## Stated exercise:
What follows is a set of entries. Repeat them exactly, but not their pictures.

[Figure record listings]
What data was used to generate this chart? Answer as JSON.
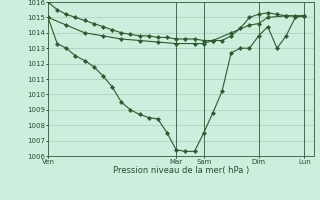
{
  "background_color": "#cceedd",
  "grid_color": "#aaccbb",
  "line_color": "#2d5a2d",
  "xlabel": "Pression niveau de la mer( hPa )",
  "ylim": [
    1006,
    1016
  ],
  "yticks": [
    1006,
    1007,
    1008,
    1009,
    1010,
    1011,
    1012,
    1013,
    1014,
    1015,
    1016
  ],
  "xtick_labels": [
    "Ven",
    "Mar",
    "Sam",
    "Dim",
    "Lun"
  ],
  "xtick_positions": [
    0,
    14,
    17,
    23,
    28
  ],
  "xlim": [
    0,
    29
  ],
  "vline_positions": [
    0,
    14,
    17,
    23,
    28
  ],
  "series1_x": [
    0,
    1,
    2,
    3,
    4,
    5,
    6,
    7,
    8,
    9,
    10,
    11,
    12,
    13,
    14,
    15,
    16,
    17,
    18,
    19,
    20,
    21,
    22,
    23,
    24,
    25,
    26,
    27,
    28
  ],
  "series1_y": [
    1016.0,
    1015.5,
    1015.2,
    1015.0,
    1014.8,
    1014.6,
    1014.4,
    1014.2,
    1014.0,
    1013.9,
    1013.8,
    1013.8,
    1013.7,
    1013.7,
    1013.6,
    1013.6,
    1013.6,
    1013.5,
    1013.5,
    1013.5,
    1013.8,
    1014.3,
    1015.0,
    1015.2,
    1015.3,
    1015.2,
    1015.1,
    1015.1,
    1015.1
  ],
  "series2_x": [
    0,
    1,
    2,
    3,
    4,
    5,
    6,
    7,
    8,
    9,
    10,
    11,
    12,
    13,
    14,
    15,
    16,
    17,
    18,
    19,
    20,
    21,
    22,
    23,
    24,
    25,
    26,
    27,
    28
  ],
  "series2_y": [
    1015.0,
    1013.3,
    1013.0,
    1012.5,
    1012.2,
    1011.8,
    1011.2,
    1010.5,
    1009.5,
    1009.0,
    1008.7,
    1008.5,
    1008.4,
    1007.5,
    1006.4,
    1006.3,
    1006.3,
    1007.5,
    1008.8,
    1010.2,
    1012.7,
    1013.0,
    1013.0,
    1013.8,
    1014.4,
    1013.0,
    1013.8,
    1015.0,
    1015.1
  ],
  "series3_x": [
    0,
    2,
    4,
    6,
    8,
    10,
    12,
    14,
    16,
    17,
    18,
    20,
    22,
    23,
    24,
    26,
    28
  ],
  "series3_y": [
    1015.0,
    1014.5,
    1014.0,
    1013.8,
    1013.6,
    1013.5,
    1013.4,
    1013.3,
    1013.3,
    1013.3,
    1013.5,
    1014.0,
    1014.5,
    1014.6,
    1015.0,
    1015.1,
    1015.1
  ]
}
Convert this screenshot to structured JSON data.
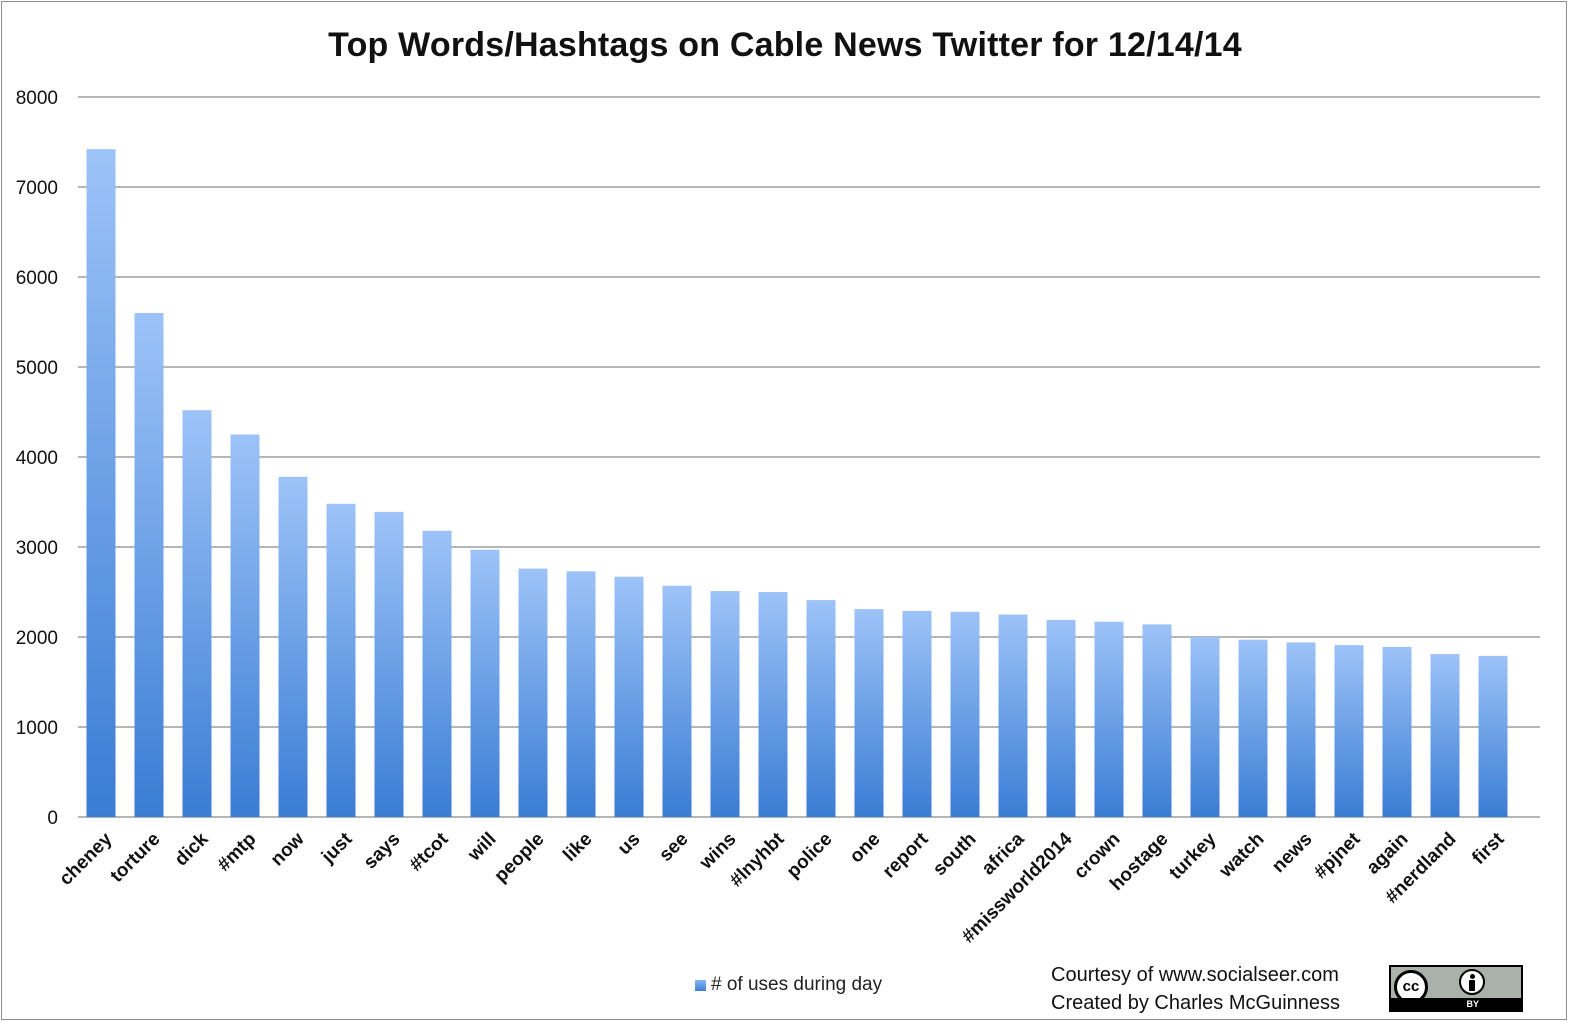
{
  "chart_data": {
    "type": "bar",
    "title": "Top Words/Hashtags on Cable News Twitter for 12/14/14",
    "xlabel": "",
    "ylabel": "",
    "ylim": [
      0,
      8000
    ],
    "yticks": [
      0,
      1000,
      2000,
      3000,
      4000,
      5000,
      6000,
      7000,
      8000
    ],
    "grid": true,
    "legend_position": "bottom",
    "categories": [
      "cheney",
      "torture",
      "dick",
      "#mtp",
      "now",
      "just",
      "says",
      "#tcot",
      "will",
      "people",
      "like",
      "us",
      "see",
      "wins",
      "#lnyhbt",
      "police",
      "one",
      "report",
      "south",
      "africa",
      "#missworld2014",
      "crown",
      "hostage",
      "turkey",
      "watch",
      "news",
      "#pjnet",
      "again",
      "#nerdland",
      "first"
    ],
    "series": [
      {
        "name": "# of uses during day",
        "values": [
          7420,
          5600,
          4520,
          4250,
          3780,
          3480,
          3390,
          3180,
          2970,
          2760,
          2730,
          2670,
          2570,
          2510,
          2500,
          2410,
          2310,
          2290,
          2280,
          2250,
          2190,
          2170,
          2140,
          2000,
          1970,
          1940,
          1910,
          1890,
          1810,
          1790
        ]
      }
    ],
    "colors": {
      "bar_top": "#9dc3f8",
      "bar_bottom": "#3a7dd4",
      "grid": "#8a8a8a"
    }
  },
  "credits": {
    "line1": "Courtesy of www.socialseer.com",
    "line2": "Created by Charles McGuinness"
  },
  "license_badge": {
    "logo_text": "cc",
    "label": "BY",
    "icon": "creative-commons-by-icon"
  }
}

## Result of this task:
What data was used to generate this chart? Answer as JSON.
{
  "background_color": "#cceedd",
  "grid_color": "#aaccbb",
  "line_color": "#2d5a2d",
  "xlabel": "Pression niveau de la mer( hPa )",
  "ylim": [
    1006,
    1016
  ],
  "yticks": [
    1006,
    1007,
    1008,
    1009,
    1010,
    1011,
    1012,
    1013,
    1014,
    1015,
    1016
  ],
  "xtick_labels": [
    "Ven",
    "Mar",
    "Sam",
    "Dim",
    "Lun"
  ],
  "xtick_positions": [
    0,
    14,
    17,
    23,
    28
  ],
  "xlim": [
    0,
    29
  ],
  "vline_positions": [
    0,
    14,
    17,
    23,
    28
  ],
  "series1_x": [
    0,
    1,
    2,
    3,
    4,
    5,
    6,
    7,
    8,
    9,
    10,
    11,
    12,
    13,
    14,
    15,
    16,
    17,
    18,
    19,
    20,
    21,
    22,
    23,
    24,
    25,
    26,
    27,
    28
  ],
  "series1_y": [
    1016.0,
    1015.5,
    1015.2,
    1015.0,
    1014.8,
    1014.6,
    1014.4,
    1014.2,
    1014.0,
    1013.9,
    1013.8,
    1013.8,
    1013.7,
    1013.7,
    1013.6,
    1013.6,
    1013.6,
    1013.5,
    1013.5,
    1013.5,
    1013.8,
    1014.3,
    1015.0,
    1015.2,
    1015.3,
    1015.2,
    1015.1,
    1015.1,
    1015.1
  ],
  "series2_x": [
    0,
    1,
    2,
    3,
    4,
    5,
    6,
    7,
    8,
    9,
    10,
    11,
    12,
    13,
    14,
    15,
    16,
    17,
    18,
    19,
    20,
    21,
    22,
    23,
    24,
    25,
    26,
    27,
    28
  ],
  "series2_y": [
    1015.0,
    1013.3,
    1013.0,
    1012.5,
    1012.2,
    1011.8,
    1011.2,
    1010.5,
    1009.5,
    1009.0,
    1008.7,
    1008.5,
    1008.4,
    1007.5,
    1006.4,
    1006.3,
    1006.3,
    1007.5,
    1008.8,
    1010.2,
    1012.7,
    1013.0,
    1013.0,
    1013.8,
    1014.4,
    1013.0,
    1013.8,
    1015.0,
    1015.1
  ],
  "series3_x": [
    0,
    2,
    4,
    6,
    8,
    10,
    12,
    14,
    16,
    17,
    18,
    20,
    22,
    23,
    24,
    26,
    28
  ],
  "series3_y": [
    1015.0,
    1014.5,
    1014.0,
    1013.8,
    1013.6,
    1013.5,
    1013.4,
    1013.3,
    1013.3,
    1013.3,
    1013.5,
    1014.0,
    1014.5,
    1014.6,
    1015.0,
    1015.1,
    1015.1
  ]
}
Convert this screenshot to structured JSON data.
{
  "chart_data": {
    "type": "bar",
    "title": "Top Words/Hashtags on Cable News Twitter for 12/14/14",
    "xlabel": "",
    "ylabel": "",
    "ylim": [
      0,
      8000
    ],
    "yticks": [
      0,
      1000,
      2000,
      3000,
      4000,
      5000,
      6000,
      7000,
      8000
    ],
    "grid": true,
    "legend_position": "bottom",
    "categories": [
      "cheney",
      "torture",
      "dick",
      "#mtp",
      "now",
      "just",
      "says",
      "#tcot",
      "will",
      "people",
      "like",
      "us",
      "see",
      "wins",
      "#lnyhbt",
      "police",
      "one",
      "report",
      "south",
      "africa",
      "#missworld2014",
      "crown",
      "hostage",
      "turkey",
      "watch",
      "news",
      "#pjnet",
      "again",
      "#nerdland",
      "first"
    ],
    "series": [
      {
        "name": "# of uses during day",
        "values": [
          7420,
          5600,
          4520,
          4250,
          3780,
          3480,
          3390,
          3180,
          2970,
          2760,
          2730,
          2670,
          2570,
          2510,
          2500,
          2410,
          2310,
          2290,
          2280,
          2250,
          2190,
          2170,
          2140,
          2000,
          1970,
          1940,
          1910,
          1890,
          1810,
          1790
        ]
      }
    ],
    "colors": {
      "bar_top": "#9dc3f8",
      "bar_bottom": "#3a7dd4",
      "grid": "#8a8a8a"
    }
  },
  "credits": {
    "line1": "Courtesy of www.socialseer.com",
    "line2": "Created by Charles McGuinness"
  },
  "license_badge": {
    "logo_text": "cc",
    "label": "BY",
    "icon": "creative-commons-by-icon"
  }
}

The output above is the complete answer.